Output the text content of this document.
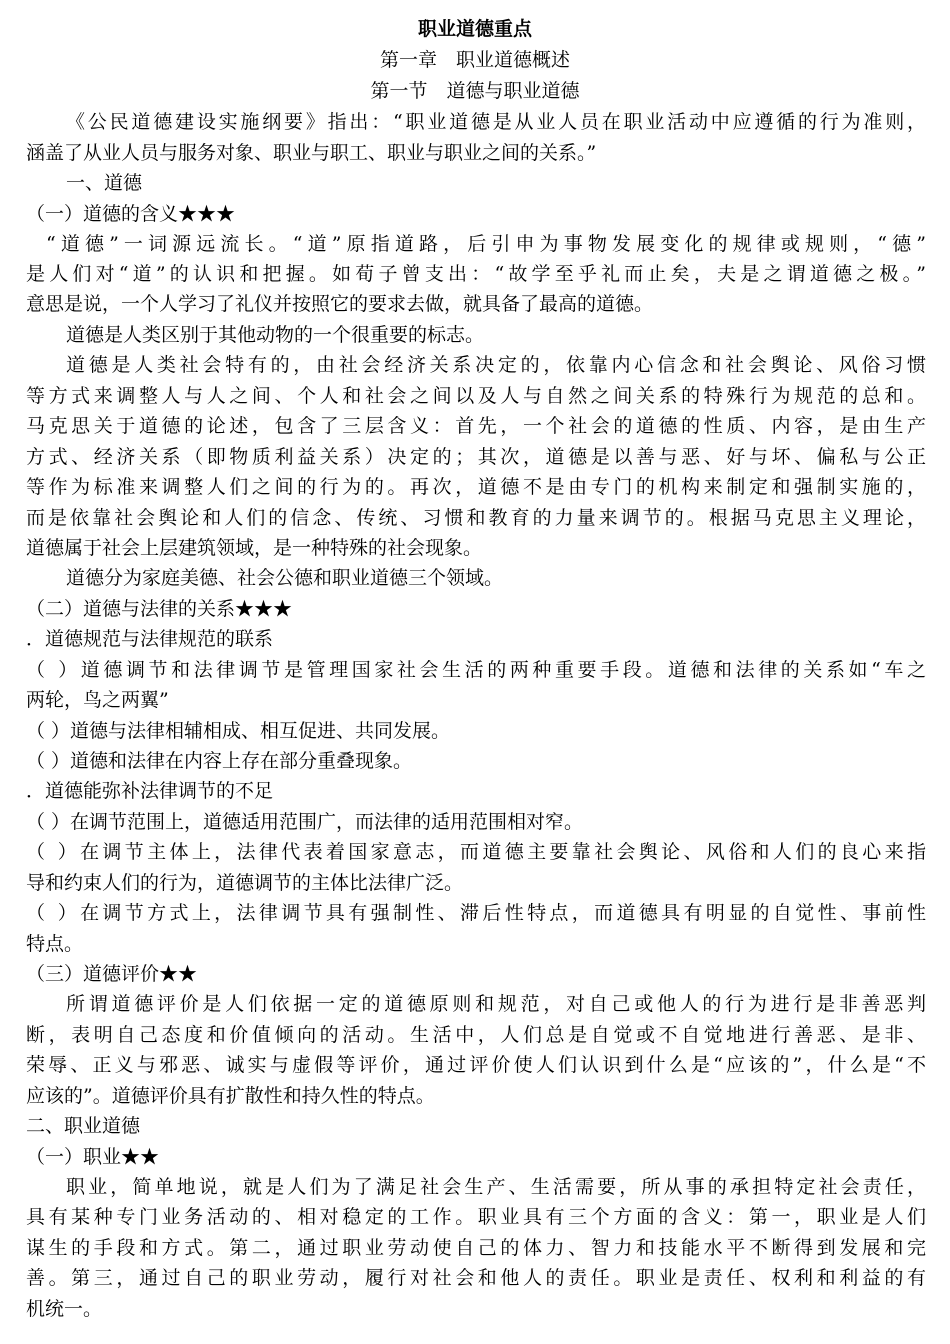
职业道德重点
第一章　职业道德概述
第一节　道德与职业道德
《公民道德建设实施纲要》指出：“职业道德是从业人员在职业活动中应遵循的行为准则，
涵盖了从业人员与服务对象、职业与职工、职业与职业之间的关系。”
一、道德
（一）道德的含义★★★
“道德”一词源远流长。“道”原指道路，后引申为事物发展变化的规律或规则，“德”
是人们对“道”的认识和把握。如荀子曾支出：“故学至乎礼而止矣，夫是之谓道德之极。”
意思是说，一个人学习了礼仪并按照它的要求去做，就具备了最高的道德。
道德是人类区别于其他动物的一个很重要的标志。
道德是人类社会特有的，由社会经济关系决定的，依靠内心信念和社会舆论、风俗习惯
等方式来调整人与人之间、个人和社会之间以及人与自然之间关系的特殊行为规范的总和。
马克思关于道德的论述，包含了三层含义：首先，一个社会的道德的性质、内容，是由生产
方式、经济关系（即物质利益关系）决定的；其次，道德是以善与恶、好与坏、偏私与公正
等作为标准来调整人们之间的行为的。再次，道德不是由专门的机构来制定和强制实施的，
而是依靠社会舆论和人们的信念、传统、习惯和教育的力量来调节的。根据马克思主义理论，
道德属于社会上层建筑领域，是一种特殊的社会现象。
道德分为家庭美德、社会公德和职业道德三个领域。
（二）道德与法律的关系★★★
．道德规范与法律规范的联系
（ ）道德调节和法律调节是管理国家社会生活的两种重要手段。道德和法律的关系如“车之
两轮，鸟之两翼”
（ ）道德与法律相辅相成、相互促进、共同发展。
（ ）道德和法律在内容上存在部分重叠现象。
．道德能弥补法律调节的不足
（ ）在调节范围上，道德适用范围广，而法律的适用范围相对窄。
（ ）在调节主体上，法律代表着国家意志，而道德主要靠社会舆论、风俗和人们的良心来指
导和约束人们的行为，道德调节的主体比法律广泛。
（ ）在调节方式上，法律调节具有强制性、滞后性特点，而道德具有明显的自觉性、事前性
特点。
（三）道德评价★★
所谓道德评价是人们依据一定的道德原则和规范，对自己或他人的行为进行是非善恶判
断，表明自己态度和价值倾向的活动。生活中，人们总是自觉或不自觉地进行善恶、是非、
荣辱、正义与邪恶、诚实与虚假等评价，通过评价使人们认识到什么是“应该的”，什么是“不
应该的”。道德评价具有扩散性和持久性的特点。
二、职业道德
（一）职业★★
职业，简单地说，就是人们为了满足社会生产、生活需要，所从事的承担特定社会责任，
具有某种专门业务活动的、相对稳定的工作。职业具有三个方面的含义：第一，职业是人们
谋生的手段和方式。第二，通过职业劳动使自己的体力、智力和技能水平不断得到发展和完
善。第三，通过自己的职业劳动，履行对社会和他人的责任。职业是责任、权利和利益的有
机统一。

=======

### AIM OF THE TASK
All of the data above should be quoted exactly, except for the pictures.

### THE COMPLETED TASK
Output the text content of this document.
职业道德重点
第一章　职业道德概述
第一节　道德与职业道德
《公民道德建设实施纲要》指出：“职业道德是从业人员在职业活动中应遵循的行为准则，
涵盖了从业人员与服务对象、职业与职工、职业与职业之间的关系。”
一、道德
（一）道德的含义★★★
“道德”一词源远流长。“道”原指道路，后引申为事物发展变化的规律或规则，“德”
是人们对“道”的认识和把握。如荀子曾支出：“故学至乎礼而止矣，夫是之谓道德之极。”
意思是说，一个人学习了礼仪并按照它的要求去做，就具备了最高的道德。
道德是人类区别于其他动物的一个很重要的标志。
道德是人类社会特有的，由社会经济关系决定的，依靠内心信念和社会舆论、风俗习惯
等方式来调整人与人之间、个人和社会之间以及人与自然之间关系的特殊行为规范的总和。
马克思关于道德的论述，包含了三层含义：首先，一个社会的道德的性质、内容，是由生产
方式、经济关系（即物质利益关系）决定的；其次，道德是以善与恶、好与坏、偏私与公正
等作为标准来调整人们之间的行为的。再次，道德不是由专门的机构来制定和强制实施的，
而是依靠社会舆论和人们的信念、传统、习惯和教育的力量来调节的。根据马克思主义理论，
道德属于社会上层建筑领域，是一种特殊的社会现象。
道德分为家庭美德、社会公德和职业道德三个领域。
（二）道德与法律的关系★★★
．道德规范与法律规范的联系
（ ）道德调节和法律调节是管理国家社会生活的两种重要手段。道德和法律的关系如“车之
两轮，鸟之两翼”
（ ）道德与法律相辅相成、相互促进、共同发展。
（ ）道德和法律在内容上存在部分重叠现象。
．道德能弥补法律调节的不足
（ ）在调节范围上，道德适用范围广，而法律的适用范围相对窄。
（ ）在调节主体上，法律代表着国家意志，而道德主要靠社会舆论、风俗和人们的良心来指
导和约束人们的行为，道德调节的主体比法律广泛。
（ ）在调节方式上，法律调节具有强制性、滞后性特点，而道德具有明显的自觉性、事前性
特点。
（三）道德评价★★
所谓道德评价是人们依据一定的道德原则和规范，对自己或他人的行为进行是非善恶判
断，表明自己态度和价值倾向的活动。生活中，人们总是自觉或不自觉地进行善恶、是非、
荣辱、正义与邪恶、诚实与虚假等评价，通过评价使人们认识到什么是“应该的”，什么是“不
应该的”。道德评价具有扩散性和持久性的特点。
二、职业道德
（一）职业★★
职业，简单地说，就是人们为了满足社会生产、生活需要，所从事的承担特定社会责任，
具有某种专门业务活动的、相对稳定的工作。职业具有三个方面的含义：第一，职业是人们
谋生的手段和方式。第二，通过职业劳动使自己的体力、智力和技能水平不断得到发展和完
善。第三，通过自己的职业劳动，履行对社会和他人的责任。职业是责任、权利和利益的有
机统一。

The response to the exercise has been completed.